_YOUR TASK_
Repeat, exactly and completely, the material that follows. Omit the pictures.

_DATA FOR PROCESSING_
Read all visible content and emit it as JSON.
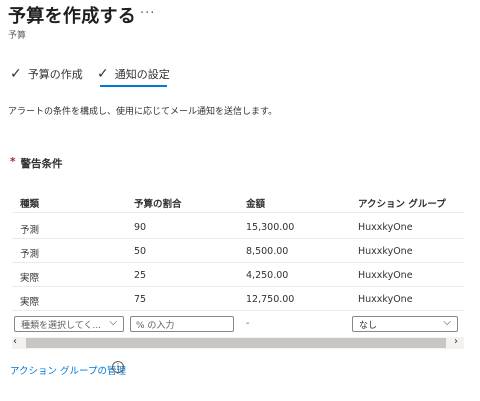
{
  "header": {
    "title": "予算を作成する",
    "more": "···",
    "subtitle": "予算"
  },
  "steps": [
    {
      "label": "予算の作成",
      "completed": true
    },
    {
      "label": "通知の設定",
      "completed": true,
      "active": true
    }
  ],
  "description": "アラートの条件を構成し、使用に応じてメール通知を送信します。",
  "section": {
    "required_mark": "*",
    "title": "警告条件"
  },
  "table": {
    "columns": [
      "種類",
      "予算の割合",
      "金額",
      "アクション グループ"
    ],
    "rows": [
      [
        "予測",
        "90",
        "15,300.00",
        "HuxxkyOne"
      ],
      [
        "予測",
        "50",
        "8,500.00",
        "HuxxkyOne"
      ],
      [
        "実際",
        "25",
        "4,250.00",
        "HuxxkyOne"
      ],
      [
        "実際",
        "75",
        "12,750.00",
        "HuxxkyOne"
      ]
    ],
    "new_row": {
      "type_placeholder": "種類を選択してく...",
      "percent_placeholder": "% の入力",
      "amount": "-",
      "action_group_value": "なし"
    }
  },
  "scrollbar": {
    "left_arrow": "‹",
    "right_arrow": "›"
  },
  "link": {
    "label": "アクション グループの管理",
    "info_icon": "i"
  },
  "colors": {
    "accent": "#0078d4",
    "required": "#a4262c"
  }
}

_RESULT OF THIS EXERCISE_
Read all visible content and emit it as JSON.
{
  "header": {
    "title": "予算を作成する",
    "more": "···",
    "subtitle": "予算"
  },
  "steps": [
    {
      "label": "予算の作成",
      "completed": true
    },
    {
      "label": "通知の設定",
      "completed": true,
      "active": true
    }
  ],
  "description": "アラートの条件を構成し、使用に応じてメール通知を送信します。",
  "section": {
    "required_mark": "*",
    "title": "警告条件"
  },
  "table": {
    "columns": [
      "種類",
      "予算の割合",
      "金額",
      "アクション グループ"
    ],
    "rows": [
      [
        "予測",
        "90",
        "15,300.00",
        "HuxxkyOne"
      ],
      [
        "予測",
        "50",
        "8,500.00",
        "HuxxkyOne"
      ],
      [
        "実際",
        "25",
        "4,250.00",
        "HuxxkyOne"
      ],
      [
        "実際",
        "75",
        "12,750.00",
        "HuxxkyOne"
      ]
    ],
    "new_row": {
      "type_placeholder": "種類を選択してく...",
      "percent_placeholder": "% の入力",
      "amount": "-",
      "action_group_value": "なし"
    }
  },
  "scrollbar": {
    "left_arrow": "‹",
    "right_arrow": "›"
  },
  "link": {
    "label": "アクション グループの管理",
    "info_icon": "i"
  },
  "colors": {
    "accent": "#0078d4",
    "required": "#a4262c"
  }
}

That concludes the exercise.